*TASK BRIEF:*
Can you give all the records again without altering a single character?

Figure collection entries:
• • • • • • •

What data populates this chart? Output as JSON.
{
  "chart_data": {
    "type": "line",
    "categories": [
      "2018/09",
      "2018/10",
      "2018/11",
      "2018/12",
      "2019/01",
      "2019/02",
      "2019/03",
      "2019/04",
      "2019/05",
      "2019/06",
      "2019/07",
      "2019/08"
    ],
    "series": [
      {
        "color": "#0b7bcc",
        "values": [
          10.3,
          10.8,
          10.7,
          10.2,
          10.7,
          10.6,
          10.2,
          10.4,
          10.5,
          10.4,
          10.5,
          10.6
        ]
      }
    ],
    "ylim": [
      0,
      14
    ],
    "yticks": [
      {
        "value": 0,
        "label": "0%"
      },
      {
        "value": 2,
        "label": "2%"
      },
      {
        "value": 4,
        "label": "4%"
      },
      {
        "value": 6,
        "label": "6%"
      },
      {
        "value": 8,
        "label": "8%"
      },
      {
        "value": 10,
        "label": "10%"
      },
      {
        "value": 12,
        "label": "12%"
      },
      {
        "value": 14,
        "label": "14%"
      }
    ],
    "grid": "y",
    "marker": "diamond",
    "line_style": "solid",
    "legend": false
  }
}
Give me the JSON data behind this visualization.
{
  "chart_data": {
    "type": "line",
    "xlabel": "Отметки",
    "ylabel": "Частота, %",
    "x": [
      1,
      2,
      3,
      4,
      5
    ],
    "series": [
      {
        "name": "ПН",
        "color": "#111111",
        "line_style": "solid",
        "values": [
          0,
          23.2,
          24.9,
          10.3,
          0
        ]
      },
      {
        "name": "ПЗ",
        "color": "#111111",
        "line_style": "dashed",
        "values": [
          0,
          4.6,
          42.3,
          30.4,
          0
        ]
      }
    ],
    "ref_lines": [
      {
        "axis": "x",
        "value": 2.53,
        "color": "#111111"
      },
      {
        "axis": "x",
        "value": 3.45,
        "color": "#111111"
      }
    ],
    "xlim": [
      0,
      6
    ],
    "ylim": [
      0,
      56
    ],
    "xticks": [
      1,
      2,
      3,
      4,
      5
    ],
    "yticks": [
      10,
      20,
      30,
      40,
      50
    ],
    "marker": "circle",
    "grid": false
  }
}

• • • • • • •

*TASK RESULT:*
What data populates this chart? Output as JSON.
{
  "chart_data": {
    "type": "line",
    "categories": [
      "2018/09",
      "2018/10",
      "2018/11",
      "2018/12",
      "2019/01",
      "2019/02",
      "2019/03",
      "2019/04",
      "2019/05",
      "2019/06",
      "2019/07",
      "2019/08"
    ],
    "series": [
      {
        "color": "#0b7bcc",
        "values": [
          10.3,
          10.8,
          10.7,
          10.2,
          10.7,
          10.6,
          10.2,
          10.4,
          10.5,
          10.4,
          10.5,
          10.6
        ]
      }
    ],
    "ylim": [
      0,
      14
    ],
    "yticks": [
      {
        "value": 0,
        "label": "0%"
      },
      {
        "value": 2,
        "label": "2%"
      },
      {
        "value": 4,
        "label": "4%"
      },
      {
        "value": 6,
        "label": "6%"
      },
      {
        "value": 8,
        "label": "8%"
      },
      {
        "value": 10,
        "label": "10%"
      },
      {
        "value": 12,
        "label": "12%"
      },
      {
        "value": 14,
        "label": "14%"
      }
    ],
    "grid": "y",
    "marker": "diamond",
    "line_style": "solid",
    "legend": false
  }
}
Give me the JSON data behind this visualization.
{
  "chart_data": {
    "type": "line",
    "xlabel": "Отметки",
    "ylabel": "Частота, %",
    "x": [
      1,
      2,
      3,
      4,
      5
    ],
    "series": [
      {
        "name": "ПН",
        "color": "#111111",
        "line_style": "solid",
        "values": [
          0,
          23.2,
          24.9,
          10.3,
          0
        ]
      },
      {
        "name": "ПЗ",
        "color": "#111111",
        "line_style": "dashed",
        "values": [
          0,
          4.6,
          42.3,
          30.4,
          0
        ]
      }
    ],
    "ref_lines": [
      {
        "axis": "x",
        "value": 2.53,
        "color": "#111111"
      },
      {
        "axis": "x",
        "value": 3.45,
        "color": "#111111"
      }
    ],
    "xlim": [
      0,
      6
    ],
    "ylim": [
      0,
      56
    ],
    "xticks": [
      1,
      2,
      3,
      4,
      5
    ],
    "yticks": [
      10,
      20,
      30,
      40,
      50
    ],
    "marker": "circle",
    "grid": false
  }
}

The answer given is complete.